**課題文**
►
不信が不信を呼ぶ医療現場の現状の感想
それが擦り傷でも動脈出血でも、とにかくまずはガーゼで覆って、外から見える血を隠すこと。 バックボードとかネックカラーとか、血で汚れた道具を可能な限り速く外して、 雰囲気「治療されてる」感覚を、一刻も早く演出すること。
みんなが興奮して、現場をコントロールできなくなる事態を避けるためには、もしかしたら もっとも最初に後回しにされるべきなのは、患者さんの病気それ自体なのかもしれない。
男塾に出てきた王大人の治療手技、とにかく見える傷口に包帯ぐるぐるに巻いて、 「治療完了」を宣言するやりかたには、たぶん一面の真実を認めないといけない。
本質的に医療といふのは、患者のみでなくその取り巻きに対しても少なからぬ影響を及ぼす。従って、取り巻きに対する精神安定として殆ど意味のない措置をアピールするのは、ある意味『治療』といっても良いと思ふ*1 患者は死に遺族は鬱に、となったら目も当てられない。
一方気になったのだが、救急隊と医師との不信の話。
◄
**提示資料**
►
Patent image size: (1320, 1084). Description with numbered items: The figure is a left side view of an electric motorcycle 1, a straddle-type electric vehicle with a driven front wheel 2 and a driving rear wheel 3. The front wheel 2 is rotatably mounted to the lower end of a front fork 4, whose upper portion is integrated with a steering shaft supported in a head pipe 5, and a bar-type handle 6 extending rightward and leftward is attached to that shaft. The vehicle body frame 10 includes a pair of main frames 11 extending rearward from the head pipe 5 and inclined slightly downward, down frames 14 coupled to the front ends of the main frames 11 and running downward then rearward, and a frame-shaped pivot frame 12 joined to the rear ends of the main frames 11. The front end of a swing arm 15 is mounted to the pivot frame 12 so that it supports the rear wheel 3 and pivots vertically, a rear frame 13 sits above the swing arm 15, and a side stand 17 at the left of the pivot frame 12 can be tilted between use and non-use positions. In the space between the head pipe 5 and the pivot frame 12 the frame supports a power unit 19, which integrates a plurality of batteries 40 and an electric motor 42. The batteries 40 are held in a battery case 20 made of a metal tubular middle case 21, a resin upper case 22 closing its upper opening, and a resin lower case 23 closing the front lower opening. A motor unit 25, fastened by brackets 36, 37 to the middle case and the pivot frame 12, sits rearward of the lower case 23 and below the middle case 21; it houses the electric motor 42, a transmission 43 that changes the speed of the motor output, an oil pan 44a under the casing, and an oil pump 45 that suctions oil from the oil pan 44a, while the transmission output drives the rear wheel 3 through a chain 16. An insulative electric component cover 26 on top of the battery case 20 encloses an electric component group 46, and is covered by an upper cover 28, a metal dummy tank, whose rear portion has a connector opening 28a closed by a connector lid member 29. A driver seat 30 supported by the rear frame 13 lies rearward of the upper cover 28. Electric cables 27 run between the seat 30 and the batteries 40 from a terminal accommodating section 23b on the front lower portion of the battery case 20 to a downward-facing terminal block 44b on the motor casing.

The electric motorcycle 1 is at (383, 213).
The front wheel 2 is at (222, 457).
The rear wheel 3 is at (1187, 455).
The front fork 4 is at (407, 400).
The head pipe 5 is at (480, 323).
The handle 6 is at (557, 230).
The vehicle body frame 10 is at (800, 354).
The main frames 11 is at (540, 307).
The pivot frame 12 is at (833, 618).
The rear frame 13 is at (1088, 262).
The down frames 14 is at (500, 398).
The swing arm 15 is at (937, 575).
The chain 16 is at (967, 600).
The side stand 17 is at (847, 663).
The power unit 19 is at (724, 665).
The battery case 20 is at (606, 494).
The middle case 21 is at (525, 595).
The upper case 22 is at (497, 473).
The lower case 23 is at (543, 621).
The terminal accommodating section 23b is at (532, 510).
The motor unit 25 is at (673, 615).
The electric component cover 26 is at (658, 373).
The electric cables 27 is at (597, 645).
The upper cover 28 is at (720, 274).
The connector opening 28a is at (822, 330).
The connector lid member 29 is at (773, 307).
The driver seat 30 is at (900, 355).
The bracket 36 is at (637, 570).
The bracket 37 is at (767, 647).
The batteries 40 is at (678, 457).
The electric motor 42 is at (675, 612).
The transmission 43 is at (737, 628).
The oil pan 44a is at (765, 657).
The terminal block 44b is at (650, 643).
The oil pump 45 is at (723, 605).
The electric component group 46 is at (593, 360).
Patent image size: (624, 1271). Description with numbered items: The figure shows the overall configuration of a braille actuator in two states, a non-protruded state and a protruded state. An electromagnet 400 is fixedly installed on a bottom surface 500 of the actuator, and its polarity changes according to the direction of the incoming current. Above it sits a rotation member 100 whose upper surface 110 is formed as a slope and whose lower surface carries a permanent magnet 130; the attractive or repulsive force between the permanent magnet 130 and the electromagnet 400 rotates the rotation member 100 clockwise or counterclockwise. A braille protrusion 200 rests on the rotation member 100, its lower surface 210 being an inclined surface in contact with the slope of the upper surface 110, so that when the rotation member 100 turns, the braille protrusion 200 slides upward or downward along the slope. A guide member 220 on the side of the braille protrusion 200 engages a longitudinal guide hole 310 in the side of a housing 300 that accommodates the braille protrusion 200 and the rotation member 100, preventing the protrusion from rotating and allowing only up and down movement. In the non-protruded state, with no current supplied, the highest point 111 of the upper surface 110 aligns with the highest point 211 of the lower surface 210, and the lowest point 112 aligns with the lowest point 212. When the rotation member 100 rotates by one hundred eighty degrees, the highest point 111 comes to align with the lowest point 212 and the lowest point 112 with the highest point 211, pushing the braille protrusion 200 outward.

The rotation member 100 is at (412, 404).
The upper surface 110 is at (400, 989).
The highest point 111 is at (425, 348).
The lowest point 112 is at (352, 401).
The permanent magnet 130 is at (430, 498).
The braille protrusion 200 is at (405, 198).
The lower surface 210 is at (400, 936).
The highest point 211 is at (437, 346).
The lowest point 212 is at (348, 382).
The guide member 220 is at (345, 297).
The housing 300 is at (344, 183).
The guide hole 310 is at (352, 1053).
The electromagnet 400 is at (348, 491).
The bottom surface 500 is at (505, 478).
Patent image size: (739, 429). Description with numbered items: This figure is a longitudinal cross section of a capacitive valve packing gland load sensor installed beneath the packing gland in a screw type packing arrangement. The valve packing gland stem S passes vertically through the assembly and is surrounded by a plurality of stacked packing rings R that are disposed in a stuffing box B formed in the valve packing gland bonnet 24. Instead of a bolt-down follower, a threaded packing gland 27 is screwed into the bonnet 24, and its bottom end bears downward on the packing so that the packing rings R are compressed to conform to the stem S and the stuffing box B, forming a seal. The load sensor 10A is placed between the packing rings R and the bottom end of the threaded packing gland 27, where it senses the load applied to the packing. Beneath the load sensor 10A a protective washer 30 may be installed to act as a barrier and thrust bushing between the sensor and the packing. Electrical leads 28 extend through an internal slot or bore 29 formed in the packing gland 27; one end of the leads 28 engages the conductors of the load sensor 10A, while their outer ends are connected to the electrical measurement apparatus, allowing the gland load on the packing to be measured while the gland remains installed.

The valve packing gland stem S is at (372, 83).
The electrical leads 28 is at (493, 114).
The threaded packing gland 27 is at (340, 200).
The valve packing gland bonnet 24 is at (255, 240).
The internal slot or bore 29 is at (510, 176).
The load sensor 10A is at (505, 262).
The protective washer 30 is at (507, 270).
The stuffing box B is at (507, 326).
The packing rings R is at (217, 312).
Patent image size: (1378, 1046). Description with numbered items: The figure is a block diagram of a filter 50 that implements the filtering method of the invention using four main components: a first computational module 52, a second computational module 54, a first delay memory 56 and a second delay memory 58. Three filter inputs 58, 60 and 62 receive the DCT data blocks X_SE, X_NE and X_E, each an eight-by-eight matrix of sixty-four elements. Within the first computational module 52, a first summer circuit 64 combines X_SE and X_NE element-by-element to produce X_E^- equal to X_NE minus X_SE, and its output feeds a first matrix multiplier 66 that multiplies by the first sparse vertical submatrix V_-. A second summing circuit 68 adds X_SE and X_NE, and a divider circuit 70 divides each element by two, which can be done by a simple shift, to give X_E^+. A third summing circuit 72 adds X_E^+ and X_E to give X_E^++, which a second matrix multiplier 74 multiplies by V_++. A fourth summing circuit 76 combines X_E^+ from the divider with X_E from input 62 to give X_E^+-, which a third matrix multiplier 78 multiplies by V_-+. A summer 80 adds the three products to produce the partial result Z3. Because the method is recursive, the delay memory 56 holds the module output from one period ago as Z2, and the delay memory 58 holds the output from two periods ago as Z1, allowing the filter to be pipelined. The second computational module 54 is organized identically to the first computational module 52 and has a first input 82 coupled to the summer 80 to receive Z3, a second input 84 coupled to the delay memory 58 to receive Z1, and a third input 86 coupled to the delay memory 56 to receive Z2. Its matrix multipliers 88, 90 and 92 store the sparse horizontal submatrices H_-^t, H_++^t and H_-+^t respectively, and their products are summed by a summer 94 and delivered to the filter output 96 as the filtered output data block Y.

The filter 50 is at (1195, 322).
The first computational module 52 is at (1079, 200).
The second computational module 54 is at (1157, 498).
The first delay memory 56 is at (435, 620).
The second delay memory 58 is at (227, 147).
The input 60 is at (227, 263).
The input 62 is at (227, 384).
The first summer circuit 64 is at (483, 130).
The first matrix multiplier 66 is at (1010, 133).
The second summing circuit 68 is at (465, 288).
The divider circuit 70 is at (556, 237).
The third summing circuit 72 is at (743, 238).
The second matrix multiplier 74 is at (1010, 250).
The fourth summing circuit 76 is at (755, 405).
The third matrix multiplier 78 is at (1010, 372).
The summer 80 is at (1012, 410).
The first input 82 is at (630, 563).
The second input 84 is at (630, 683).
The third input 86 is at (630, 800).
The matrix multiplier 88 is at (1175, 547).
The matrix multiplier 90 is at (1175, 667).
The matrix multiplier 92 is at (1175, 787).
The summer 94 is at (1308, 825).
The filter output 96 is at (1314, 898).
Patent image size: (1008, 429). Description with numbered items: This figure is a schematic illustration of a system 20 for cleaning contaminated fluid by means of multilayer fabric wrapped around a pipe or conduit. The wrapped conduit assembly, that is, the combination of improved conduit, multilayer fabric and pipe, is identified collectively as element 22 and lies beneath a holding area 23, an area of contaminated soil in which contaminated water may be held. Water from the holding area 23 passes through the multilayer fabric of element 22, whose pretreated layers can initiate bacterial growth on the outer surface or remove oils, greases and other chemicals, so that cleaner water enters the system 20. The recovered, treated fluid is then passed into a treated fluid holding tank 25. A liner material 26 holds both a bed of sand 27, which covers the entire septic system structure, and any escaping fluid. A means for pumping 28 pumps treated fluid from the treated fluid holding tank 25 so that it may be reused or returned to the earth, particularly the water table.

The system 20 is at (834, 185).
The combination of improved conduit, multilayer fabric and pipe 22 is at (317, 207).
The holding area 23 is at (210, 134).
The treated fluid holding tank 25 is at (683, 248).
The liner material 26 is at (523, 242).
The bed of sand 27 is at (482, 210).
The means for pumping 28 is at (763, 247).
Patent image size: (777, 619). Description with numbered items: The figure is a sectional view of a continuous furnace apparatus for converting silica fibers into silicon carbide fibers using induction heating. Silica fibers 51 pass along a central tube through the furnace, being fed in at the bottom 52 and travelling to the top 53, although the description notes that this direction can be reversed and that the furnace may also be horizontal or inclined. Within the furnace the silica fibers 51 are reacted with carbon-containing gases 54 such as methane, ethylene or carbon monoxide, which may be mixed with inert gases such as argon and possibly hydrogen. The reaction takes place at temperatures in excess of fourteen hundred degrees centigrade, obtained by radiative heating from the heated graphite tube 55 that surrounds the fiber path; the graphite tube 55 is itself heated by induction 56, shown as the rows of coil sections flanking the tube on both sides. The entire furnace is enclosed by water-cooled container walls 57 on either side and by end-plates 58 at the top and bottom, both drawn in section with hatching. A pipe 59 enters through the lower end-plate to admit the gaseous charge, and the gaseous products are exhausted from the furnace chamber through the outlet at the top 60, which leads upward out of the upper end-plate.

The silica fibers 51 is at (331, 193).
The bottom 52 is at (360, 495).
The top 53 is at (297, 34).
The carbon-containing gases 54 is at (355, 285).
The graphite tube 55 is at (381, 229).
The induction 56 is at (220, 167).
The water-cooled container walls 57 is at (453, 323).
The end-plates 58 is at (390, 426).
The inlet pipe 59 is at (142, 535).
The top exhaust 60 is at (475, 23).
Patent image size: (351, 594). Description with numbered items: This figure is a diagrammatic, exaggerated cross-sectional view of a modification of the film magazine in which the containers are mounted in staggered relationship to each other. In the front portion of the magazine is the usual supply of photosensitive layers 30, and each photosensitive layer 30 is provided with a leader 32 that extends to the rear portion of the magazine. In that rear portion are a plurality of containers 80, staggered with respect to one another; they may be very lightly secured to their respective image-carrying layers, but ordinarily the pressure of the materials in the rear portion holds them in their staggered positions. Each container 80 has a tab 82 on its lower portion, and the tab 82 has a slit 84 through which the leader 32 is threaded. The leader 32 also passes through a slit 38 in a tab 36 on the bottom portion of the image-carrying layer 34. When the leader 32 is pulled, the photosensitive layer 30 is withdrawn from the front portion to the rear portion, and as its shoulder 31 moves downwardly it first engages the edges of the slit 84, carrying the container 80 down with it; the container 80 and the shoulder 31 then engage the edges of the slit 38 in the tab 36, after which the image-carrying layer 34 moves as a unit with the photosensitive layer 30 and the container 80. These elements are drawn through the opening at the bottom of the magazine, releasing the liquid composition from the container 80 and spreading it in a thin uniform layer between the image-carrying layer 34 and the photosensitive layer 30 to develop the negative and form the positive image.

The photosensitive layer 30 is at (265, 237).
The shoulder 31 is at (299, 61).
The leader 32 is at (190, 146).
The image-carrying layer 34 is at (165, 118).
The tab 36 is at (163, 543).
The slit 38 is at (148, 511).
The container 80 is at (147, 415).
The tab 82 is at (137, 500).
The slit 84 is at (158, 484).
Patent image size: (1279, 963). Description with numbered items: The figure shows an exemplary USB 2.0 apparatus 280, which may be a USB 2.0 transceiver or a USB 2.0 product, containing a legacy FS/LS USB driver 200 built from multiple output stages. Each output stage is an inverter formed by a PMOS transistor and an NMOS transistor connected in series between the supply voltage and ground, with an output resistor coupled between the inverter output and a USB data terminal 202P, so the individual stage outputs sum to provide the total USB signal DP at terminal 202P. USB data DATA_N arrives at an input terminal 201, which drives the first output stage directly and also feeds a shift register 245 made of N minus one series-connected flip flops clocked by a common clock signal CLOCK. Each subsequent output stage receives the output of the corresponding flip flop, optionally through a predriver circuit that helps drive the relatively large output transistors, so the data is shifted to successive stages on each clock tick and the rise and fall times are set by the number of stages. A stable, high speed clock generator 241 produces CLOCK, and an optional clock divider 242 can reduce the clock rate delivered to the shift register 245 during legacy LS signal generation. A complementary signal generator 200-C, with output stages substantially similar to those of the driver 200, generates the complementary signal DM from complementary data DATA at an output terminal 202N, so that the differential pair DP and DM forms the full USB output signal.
◄
**作業内容**
1. 課題文について、次の問いに答えよ。
(a) 外から見える血を隠すために、まず何で覆うとされているか。
(b) 王大人が出てくる作品は何か。
(c) 最後に気になったとして挙げられているのは、誰と誰との不信の話か。
2. 次の各文が課題文の内容と合うかどうかを「はい」か「いいえ」で答え、判断の根拠となる課題文の語句をそのまま引用せよ。
(a) 血で汚れた道具は、できるだけ速く外すべきだとしている。
(b) 見える傷口に包帯を巻いて治療完了を宣言するやり方には、何の真実もないとしている。
(c) 医療が影響を及ぼすのは患者本人だけだとしている。
3. 課題文のうち、「みんなが興奮して、現場をコン」を含む語句で始まり「一方気になったのだが、救急隊と医師との不信の話。」で終わる部分を、一字一句違えずに書き写せ。

**各問の解答**
1.
(a) ガーゼ
(b) 男塾
(c) 救急隊と医師

2.
(a) はい。「血で汚れた道具を可能な限り速く外して」
(b) いいえ。「たぶん一面の真実を認めないといけない」
(c) いいえ。「患者のみでなくその取り巻きに対しても少なからぬ影響を及ぼす」

3.
みんなが興奮して、現場をコントロールできなくなる事態を避けるためには、もしかしたら もっとも最初に後回しにされるべきなのは、患者さんの病気それ自体なのかもしれない。
男塾に出てきた王大人の治療手技、とにかく見える傷口に包帯ぐるぐるに巻いて、 「治療完了」を宣言するやりかたには、たぶん一面の真実を認めないといけない。
本質的に医療といふのは、患者のみでなくその取り巻きに対しても少なからぬ影響を及ぼす。従って、取り巻きに対する精神安定として殆ど意味のない措置をアピールするのは、ある意味『治療』といっても良いと思ふ*1 患者は死に遺族は鬱に、となったら目も当てられない。
一方気になったのだが、救急隊と医師との不信の話。